WHAT THE TASK ASKS: Please list all lines of the material below in which the string "团结同志" occurs.

+++++

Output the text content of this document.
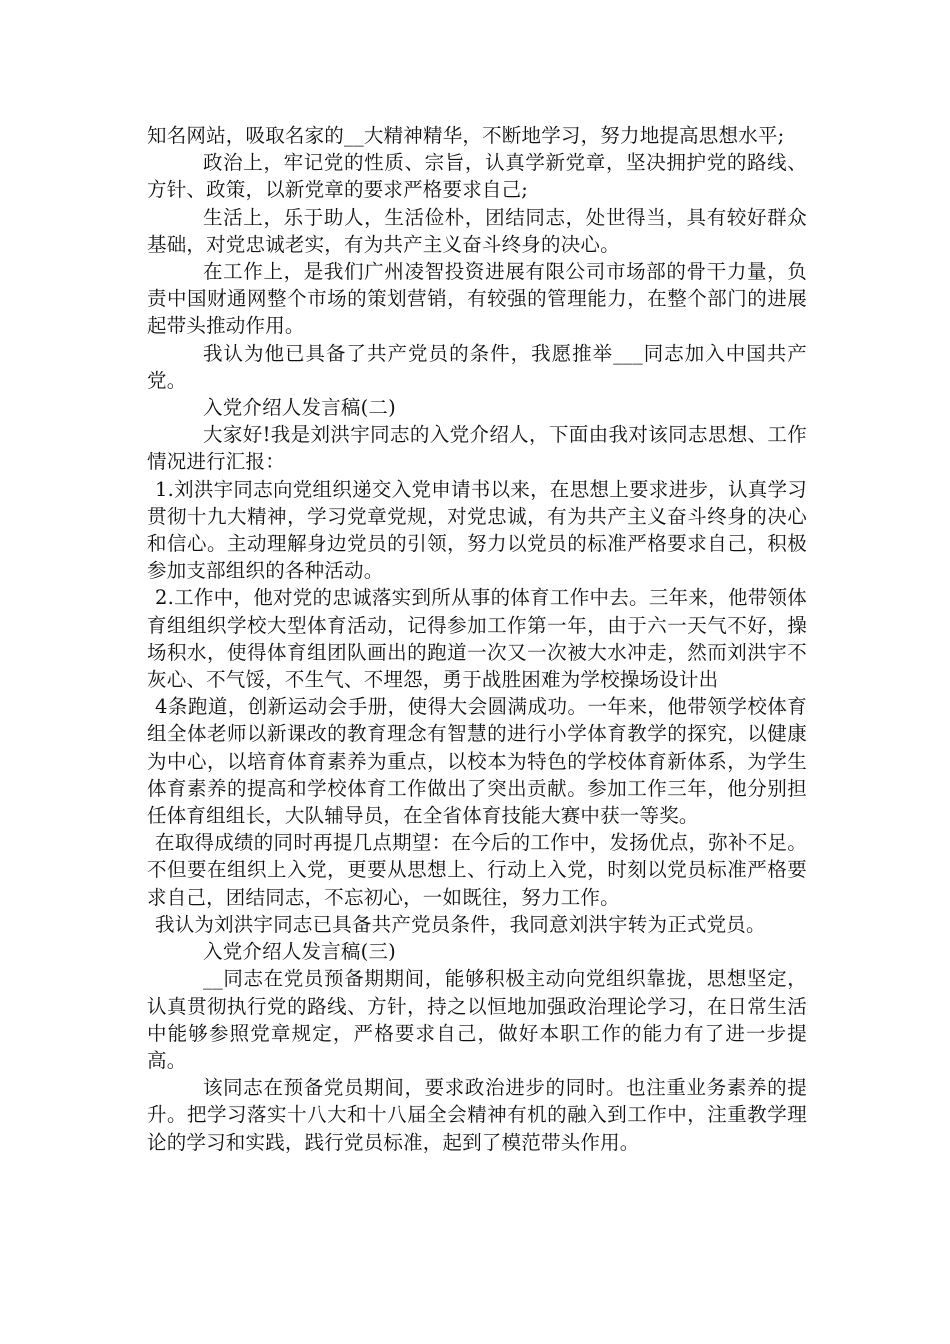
知名网站，吸取名家的__大精神精华，不断地学习，努力地提高思想水平;

政治上，牢记党的性质、宗旨，认真学新党章，坚决拥护党的路线、方针、政策，以新党章的要求严格要求自己;

生活上，乐于助人，生活俭朴，团结同志，处世得当，具有较好群众基础，对党忠诚老实，有为共产主义奋斗终身的决心。

在工作上，是我们广州凌智投资进展有限公司市场部的骨干力量，负责中国财通网整个市场的策划营销，有较强的管理能力，在整个部门的进展起带头推动作用。

我认为他已具备了共产党员的条件，我愿推举___同志加入中国共产党。

入党介绍人发言稿(二)

大家好!我是刘洪宇同志的入党介绍人，下面由我对该同志思想、工作情况进行汇报：

1.刘洪宇同志向党组织递交入党申请书以来，在思想上要求进步，认真学习贯彻十九大精神，学习党章党规，对党忠诚，有为共产主义奋斗终身的决心和信心。主动理解身边党员的引领，努力以党员的标准严格要求自己，积极参加支部组织的各种活动。

2.工作中，他对党的忠诚落实到所从事的体育工作中去。三年来，他带领体育组组织学校大型体育活动，记得参加工作第一年，由于六一天气不好，操场积水，使得体育组团队画出的跑道一次又一次被大水冲走，然而刘洪宇不灰心、不气馁，不生气、不埋怨，勇于战胜困难为学校操场设计出

4条跑道，创新运动会手册，使得大会圆满成功。一年来，他带领学校体育组全体老师以新课改的教育理念有智慧的进行小学体育教学的探究，以健康为中心，以培育体育素养为重点，以校本为特色的学校体育新体系，为学生体育素养的提高和学校体育工作做出了突出贡献。参加工作三年，他分别担任体育组组长，大队辅导员，在全省体育技能大赛中获一等奖。

在取得成绩的同时再提几点期望：在今后的工作中，发扬优点，弥补不足。不但要在组织上入党，更要从思想上、行动上入党，时刻以党员标准严格要求自己，团结同志，不忘初心，一如既往，努力工作。

我认为刘洪宇同志已具备共产党员条件，我同意刘洪宇转为正式党员。

入党介绍人发言稿(三)

__同志在党员预备期期间，能够积极主动向党组织靠拢，思想坚定，认真贯彻执行党的路线、方针，持之以恒地加强政治理论学习，在日常生活中能够参照党章规定，严格要求自己，做好本职工作的能力有了进一步提高。

该同志在预备党员期间，要求政治进步的同时。也注重业务素养的提升。把学习落实十八大和十八届全会精神有机的融入到工作中，注重教学理论的学习和实践，践行党员标准，起到了模范带头作用。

+++++

REPLY:
生活上，乐于助人，生活俭朴，团结同志，处世得当，具有较好群众基础，对党忠诚老实，有为共产主义奋斗终身的决心。
在取得成绩的同时再提几点期望：在今后的工作中，发扬优点，弥补不足。不但要在组织上入党，更要从思想上、行动上入党，时刻以党员标准严格要求自己，团结同志，不忘初心，一如既往，努力工作。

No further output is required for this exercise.